Begin Data entries

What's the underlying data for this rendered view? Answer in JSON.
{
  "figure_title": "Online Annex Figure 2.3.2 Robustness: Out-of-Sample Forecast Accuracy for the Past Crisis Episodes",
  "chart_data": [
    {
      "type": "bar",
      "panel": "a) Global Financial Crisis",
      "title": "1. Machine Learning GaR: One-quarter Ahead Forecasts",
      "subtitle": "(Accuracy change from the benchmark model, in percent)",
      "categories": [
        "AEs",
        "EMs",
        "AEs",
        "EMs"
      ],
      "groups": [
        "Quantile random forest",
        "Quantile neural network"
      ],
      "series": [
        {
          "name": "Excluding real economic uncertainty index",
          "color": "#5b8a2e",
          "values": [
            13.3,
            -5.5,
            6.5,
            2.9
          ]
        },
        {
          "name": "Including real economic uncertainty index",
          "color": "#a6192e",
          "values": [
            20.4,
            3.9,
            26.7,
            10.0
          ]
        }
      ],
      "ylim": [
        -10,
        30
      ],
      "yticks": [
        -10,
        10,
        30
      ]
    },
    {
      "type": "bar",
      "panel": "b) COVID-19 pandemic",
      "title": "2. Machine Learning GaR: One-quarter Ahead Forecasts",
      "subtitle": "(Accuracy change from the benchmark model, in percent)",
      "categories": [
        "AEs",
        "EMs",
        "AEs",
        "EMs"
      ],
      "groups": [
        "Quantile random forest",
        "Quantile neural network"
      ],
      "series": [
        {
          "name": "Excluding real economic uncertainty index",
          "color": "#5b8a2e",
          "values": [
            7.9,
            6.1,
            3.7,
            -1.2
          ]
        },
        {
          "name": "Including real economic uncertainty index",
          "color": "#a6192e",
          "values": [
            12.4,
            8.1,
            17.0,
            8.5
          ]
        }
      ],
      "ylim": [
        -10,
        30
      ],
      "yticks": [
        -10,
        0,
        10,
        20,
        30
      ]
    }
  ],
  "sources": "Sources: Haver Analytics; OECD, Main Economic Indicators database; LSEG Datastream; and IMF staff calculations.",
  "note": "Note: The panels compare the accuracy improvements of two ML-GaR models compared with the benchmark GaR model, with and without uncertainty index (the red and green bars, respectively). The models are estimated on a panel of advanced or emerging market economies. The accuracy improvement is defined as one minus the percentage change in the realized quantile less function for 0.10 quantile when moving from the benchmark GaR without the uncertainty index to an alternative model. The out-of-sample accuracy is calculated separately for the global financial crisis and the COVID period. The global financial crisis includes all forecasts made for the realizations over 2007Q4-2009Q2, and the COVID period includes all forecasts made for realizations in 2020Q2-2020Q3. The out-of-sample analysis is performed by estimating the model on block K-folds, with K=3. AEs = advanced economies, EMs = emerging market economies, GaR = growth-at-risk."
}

End Data entries

Exercise instructions: Take the entries above and copy them out exactly.

Answer to this exercise:
What's the underlying data for this rendered view? Answer in JSON.
{
  "figure_title": "Online Annex Figure 2.3.2 Robustness: Out-of-Sample Forecast Accuracy for the Past Crisis Episodes",
  "chart_data": [
    {
      "type": "bar",
      "panel": "a) Global Financial Crisis",
      "title": "1. Machine Learning GaR: One-quarter Ahead Forecasts",
      "subtitle": "(Accuracy change from the benchmark model, in percent)",
      "categories": [
        "AEs",
        "EMs",
        "AEs",
        "EMs"
      ],
      "groups": [
        "Quantile random forest",
        "Quantile neural network"
      ],
      "series": [
        {
          "name": "Excluding real economic uncertainty index",
          "color": "#5b8a2e",
          "values": [
            13.3,
            -5.5,
            6.5,
            2.9
          ]
        },
        {
          "name": "Including real economic uncertainty index",
          "color": "#a6192e",
          "values": [
            20.4,
            3.9,
            26.7,
            10.0
          ]
        }
      ],
      "ylim": [
        -10,
        30
      ],
      "yticks": [
        -10,
        10,
        30
      ]
    },
    {
      "type": "bar",
      "panel": "b) COVID-19 pandemic",
      "title": "2. Machine Learning GaR: One-quarter Ahead Forecasts",
      "subtitle": "(Accuracy change from the benchmark model, in percent)",
      "categories": [
        "AEs",
        "EMs",
        "AEs",
        "EMs"
      ],
      "groups": [
        "Quantile random forest",
        "Quantile neural network"
      ],
      "series": [
        {
          "name": "Excluding real economic uncertainty index",
          "color": "#5b8a2e",
          "values": [
            7.9,
            6.1,
            3.7,
            -1.2
          ]
        },
        {
          "name": "Including real economic uncertainty index",
          "color": "#a6192e",
          "values": [
            12.4,
            8.1,
            17.0,
            8.5
          ]
        }
      ],
      "ylim": [
        -10,
        30
      ],
      "yticks": [
        -10,
        0,
        10,
        20,
        30
      ]
    }
  ],
  "sources": "Sources: Haver Analytics; OECD, Main Economic Indicators database; LSEG Datastream; and IMF staff calculations.",
  "note": "Note: The panels compare the accuracy improvements of two ML-GaR models compared with the benchmark GaR model, with and without uncertainty index (the red and green bars, respectively). The models are estimated on a panel of advanced or emerging market economies. The accuracy improvement is defined as one minus the percentage change in the realized quantile less function for 0.10 quantile when moving from the benchmark GaR without the uncertainty index to an alternative model. The out-of-sample accuracy is calculated separately for the global financial crisis and the COVID period. The global financial crisis includes all forecasts made for the realizations over 2007Q4-2009Q2, and the COVID period includes all forecasts made for realizations in 2020Q2-2020Q3. The out-of-sample analysis is performed by estimating the model on block K-folds, with K=3. AEs = advanced economies, EMs = emerging market economies, GaR = growth-at-risk."
}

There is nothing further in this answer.